WORK INSTRUCTIONS
Skip all pictures, then print the remaining material exactly.
#####
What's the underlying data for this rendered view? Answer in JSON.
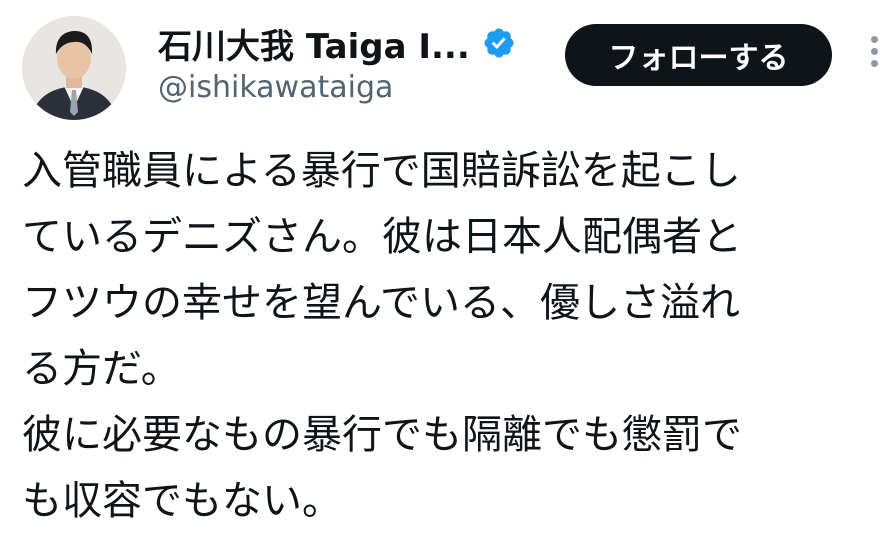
{
  "author": {
    "display_name": "石川大我 Taiga I...",
    "handle": "@ishikawataiga",
    "verified_icon": "verified-badge-icon",
    "avatar_icon": "avatar-photo"
  },
  "actions": {
    "follow_label": "フォローする",
    "more_icon": "more-vertical-icon"
  },
  "tweet": {
    "lines": [
      "入管職員による暴行で国賠訴訟を起こし",
      "ているデニズさん。彼は日本人配偶者と",
      "フツウの幸せを望んでいる、優しさ溢れ",
      "る方だ。",
      "彼に必要なもの暴行でも隔離でも懲罰で",
      "も収容でもない。"
    ]
  },
  "colors": {
    "text": "#0f1419",
    "secondary_text": "#536471",
    "follow_bg": "#0f1419",
    "follow_text": "#ffffff",
    "verified_blue": "#1d9bf0"
  }
}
#####
THE SOLUTION
What's the underlying data for this rendered view? Answer in JSON.
{
  "author": {
    "display_name": "石川大我 Taiga I...",
    "handle": "@ishikawataiga",
    "verified_icon": "verified-badge-icon",
    "avatar_icon": "avatar-photo"
  },
  "actions": {
    "follow_label": "フォローする",
    "more_icon": "more-vertical-icon"
  },
  "tweet": {
    "lines": [
      "入管職員による暴行で国賠訴訟を起こし",
      "ているデニズさん。彼は日本人配偶者と",
      "フツウの幸せを望んでいる、優しさ溢れ",
      "る方だ。",
      "彼に必要なもの暴行でも隔離でも懲罰で",
      "も収容でもない。"
    ]
  },
  "colors": {
    "text": "#0f1419",
    "secondary_text": "#536471",
    "follow_bg": "#0f1419",
    "follow_text": "#ffffff",
    "verified_blue": "#1d9bf0"
  }
}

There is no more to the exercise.